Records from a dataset
________________________________________

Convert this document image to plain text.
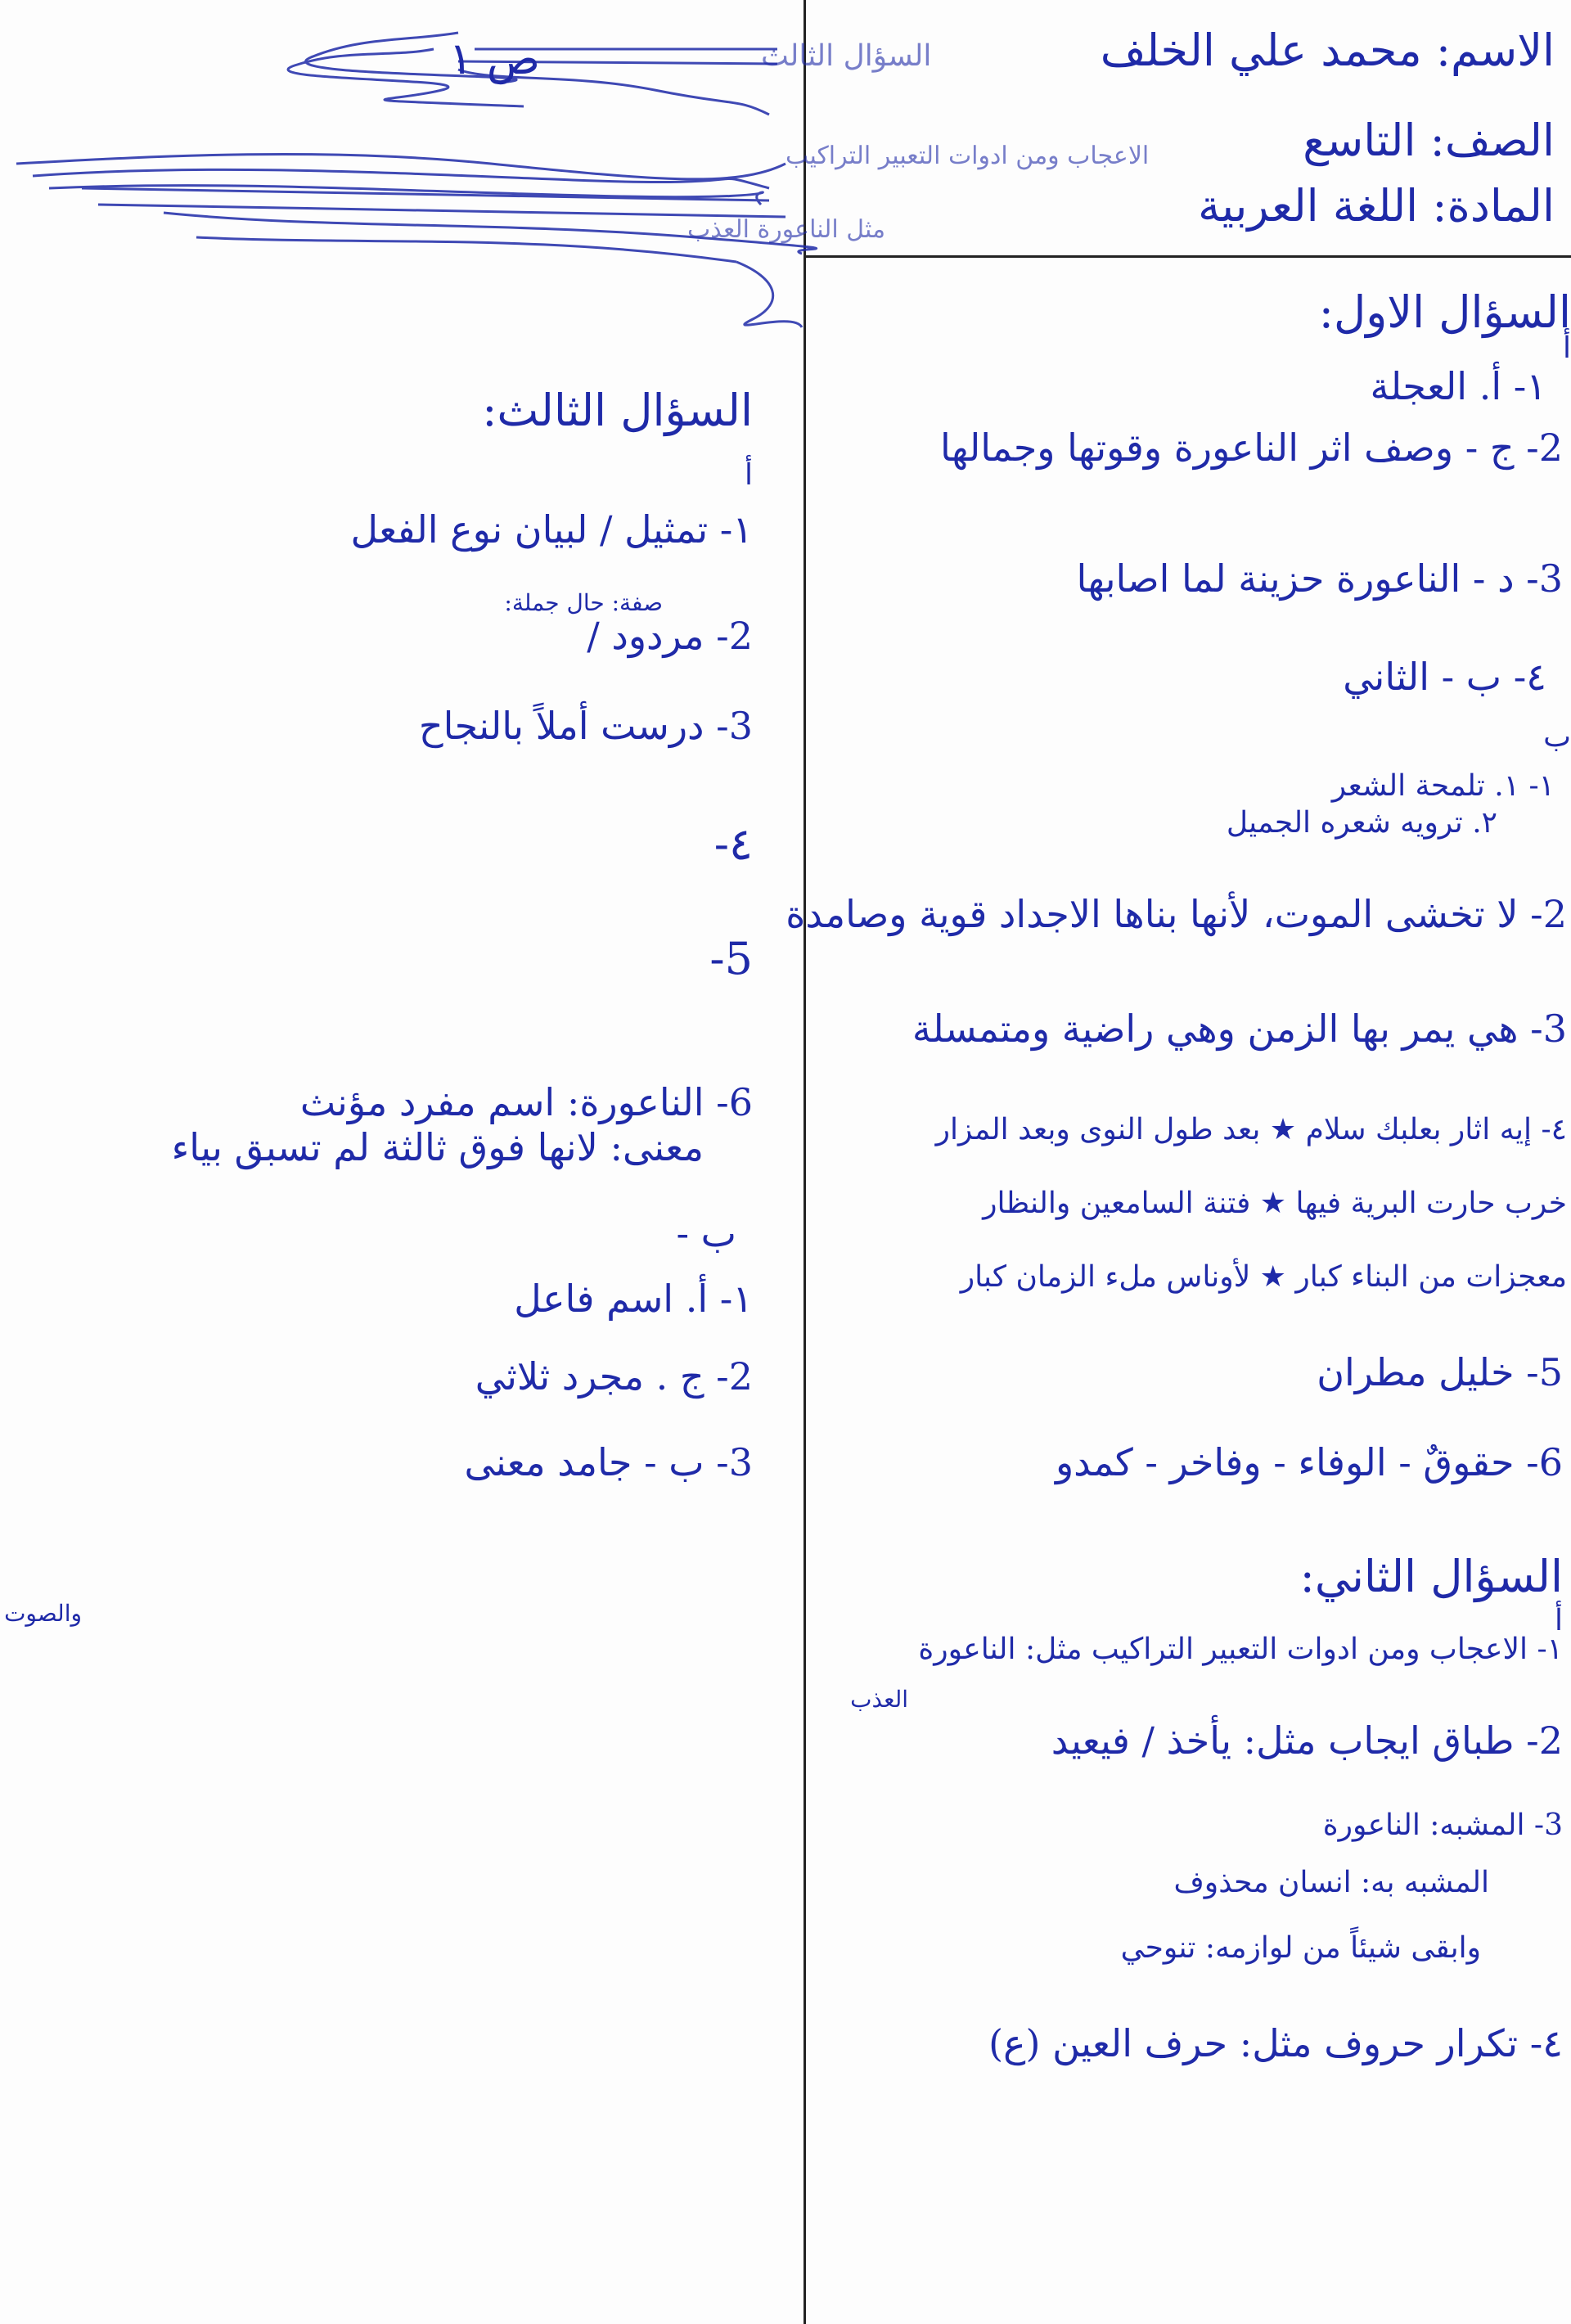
السؤال الثالث
الاعجاب ومن ادوات التعبير التراكيب
مثل الناعورة العذب
الاسم: محمد علي الخلف
ص ١
الصف: التاسع
المادة: اللغة العربية
السؤال الاول:
أ
١- أ. العجلة
2- ج - وصف اثر الناعورة وقوتها وجمالها
3- د - الناعورة حزينة لما اصابها
٤- ب - الثاني
ب
١- ١. تلمحة الشعر
٢. ترويه شعره الجميل
2- لا تخشى الموت، لأنها بناها الاجداد قوية وصامدة
3- هي يمر بها الزمن وهي راضية ومتمسلة
٤- إيه اثار بعلبك سلام ★ بعد طول النوى وبعد المزار
خرب حارت البرية فيها ★ فتنة السامعين والنظار
معجزات من البناء كبار ★ لأوناس ملء الزمان كبار
5- خليل مطران
6- حقوقٌ - الوفاء - وفاخر - كمدو
السؤال الثاني:
أ
والصوت
١- الاعجاب ومن ادوات التعبير التراكيب مثل: الناعورة
العذب
2- طباق ايجاب مثل: يأخذ / فيعيد
3- المشبه: الناعورة
المشبه به: انسان محذوف
وابقى شيئاً من لوازمه: تنوحي
٤- تكرار حروف مثل: حرف العين (ع)
السؤال الثالث:
أ
١- تمثيل / لبيان نوع الفعل
صفة: حال جملة:
2- مردود /
3- درست أملاً بالنجاح
٤-
5-
6- الناعورة: اسم مفرد مؤنث
معنى: لانها فوق ثالثة لم تسبق بياء
ب -
١- أ. اسم فاعل
2- ج . مجرد ثلاثي
3- ب - جامد معنى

________________________________________

PROBLEM REQUIREMENTS:
List every line above that holds the word "المشبه".

RESULT:
3- المشبه: الناعورة
المشبه به: انسان محذوف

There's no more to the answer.